begin Stored data
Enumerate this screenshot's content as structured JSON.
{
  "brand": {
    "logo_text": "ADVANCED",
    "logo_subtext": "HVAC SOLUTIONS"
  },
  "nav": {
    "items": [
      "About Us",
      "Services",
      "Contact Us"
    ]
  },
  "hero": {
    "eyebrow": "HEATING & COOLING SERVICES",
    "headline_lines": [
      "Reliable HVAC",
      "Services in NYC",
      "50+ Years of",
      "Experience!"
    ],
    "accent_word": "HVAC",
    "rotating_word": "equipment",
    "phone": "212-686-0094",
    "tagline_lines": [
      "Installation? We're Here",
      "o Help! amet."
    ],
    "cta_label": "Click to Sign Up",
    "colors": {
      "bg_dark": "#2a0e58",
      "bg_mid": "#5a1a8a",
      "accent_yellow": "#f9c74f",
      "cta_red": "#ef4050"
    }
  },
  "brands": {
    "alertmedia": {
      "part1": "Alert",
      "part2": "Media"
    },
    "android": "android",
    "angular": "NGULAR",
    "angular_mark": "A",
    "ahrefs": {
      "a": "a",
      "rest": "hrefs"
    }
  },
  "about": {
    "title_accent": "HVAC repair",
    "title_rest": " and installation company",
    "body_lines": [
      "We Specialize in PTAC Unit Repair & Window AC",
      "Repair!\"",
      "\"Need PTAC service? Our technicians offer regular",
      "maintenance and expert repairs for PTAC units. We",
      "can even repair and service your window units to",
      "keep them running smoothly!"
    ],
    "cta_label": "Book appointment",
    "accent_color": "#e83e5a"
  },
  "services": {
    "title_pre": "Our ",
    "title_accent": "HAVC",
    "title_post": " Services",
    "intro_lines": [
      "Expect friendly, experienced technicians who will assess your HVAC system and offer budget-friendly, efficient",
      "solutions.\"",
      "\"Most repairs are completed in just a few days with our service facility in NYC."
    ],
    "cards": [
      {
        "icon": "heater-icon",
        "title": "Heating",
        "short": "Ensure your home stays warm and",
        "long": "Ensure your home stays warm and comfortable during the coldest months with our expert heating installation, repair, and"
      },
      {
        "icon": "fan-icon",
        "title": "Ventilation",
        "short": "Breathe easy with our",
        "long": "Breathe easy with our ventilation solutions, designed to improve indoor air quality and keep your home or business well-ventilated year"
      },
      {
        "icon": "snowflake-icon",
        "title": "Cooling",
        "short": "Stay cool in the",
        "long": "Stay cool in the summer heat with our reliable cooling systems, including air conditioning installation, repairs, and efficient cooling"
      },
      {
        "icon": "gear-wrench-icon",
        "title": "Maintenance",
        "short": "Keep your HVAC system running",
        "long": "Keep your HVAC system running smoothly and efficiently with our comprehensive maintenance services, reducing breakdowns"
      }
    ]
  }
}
end Stored data
> **Problem details**
From the data above, extract every line in its exact form.

> **Written response**
Enumerate this screenshot's content as structured JSON.
{
  "brand": {
    "logo_text": "ADVANCED",
    "logo_subtext": "HVAC SOLUTIONS"
  },
  "nav": {
    "items": [
      "About Us",
      "Services",
      "Contact Us"
    ]
  },
  "hero": {
    "eyebrow": "HEATING & COOLING SERVICES",
    "headline_lines": [
      "Reliable HVAC",
      "Services in NYC",
      "50+ Years of",
      "Experience!"
    ],
    "accent_word": "HVAC",
    "rotating_word": "equipment",
    "phone": "212-686-0094",
    "tagline_lines": [
      "Installation? We're Here",
      "o Help! amet."
    ],
    "cta_label": "Click to Sign Up",
    "colors": {
      "bg_dark": "#2a0e58",
      "bg_mid": "#5a1a8a",
      "accent_yellow": "#f9c74f",
      "cta_red": "#ef4050"
    }
  },
  "brands": {
    "alertmedia": {
      "part1": "Alert",
      "part2": "Media"
    },
    "android": "android",
    "angular": "NGULAR",
    "angular_mark": "A",
    "ahrefs": {
      "a": "a",
      "rest": "hrefs"
    }
  },
  "about": {
    "title_accent": "HVAC repair",
    "title_rest": " and installation company",
    "body_lines": [
      "We Specialize in PTAC Unit Repair & Window AC",
      "Repair!\"",
      "\"Need PTAC service? Our technicians offer regular",
      "maintenance and expert repairs for PTAC units. We",
      "can even repair and service your window units to",
      "keep them running smoothly!"
    ],
    "cta_label": "Book appointment",
    "accent_color": "#e83e5a"
  },
  "services": {
    "title_pre": "Our ",
    "title_accent": "HAVC",
    "title_post": " Services",
    "intro_lines": [
      "Expect friendly, experienced technicians who will assess your HVAC system and offer budget-friendly, efficient",
      "solutions.\"",
      "\"Most repairs are completed in just a few days with our service facility in NYC."
    ],
    "cards": [
      {
        "icon": "heater-icon",
        "title": "Heating",
        "short": "Ensure your home stays warm and",
        "long": "Ensure your home stays warm and comfortable during the coldest months with our expert heating installation, repair, and"
      },
      {
        "icon": "fan-icon",
        "title": "Ventilation",
        "short": "Breathe easy with our",
        "long": "Breathe easy with our ventilation solutions, designed to improve indoor air quality and keep your home or business well-ventilated year"
      },
      {
        "icon": "snowflake-icon",
        "title": "Cooling",
        "short": "Stay cool in the",
        "long": "Stay cool in the summer heat with our reliable cooling systems, including air conditioning installation, repairs, and efficient cooling"
      },
      {
        "icon": "gear-wrench-icon",
        "title": "Maintenance",
        "short": "Keep your HVAC system running",
        "long": "Keep your HVAC system running smoothly and efficiently with our comprehensive maintenance services, reducing breakdowns"
      }
    ]
  }
}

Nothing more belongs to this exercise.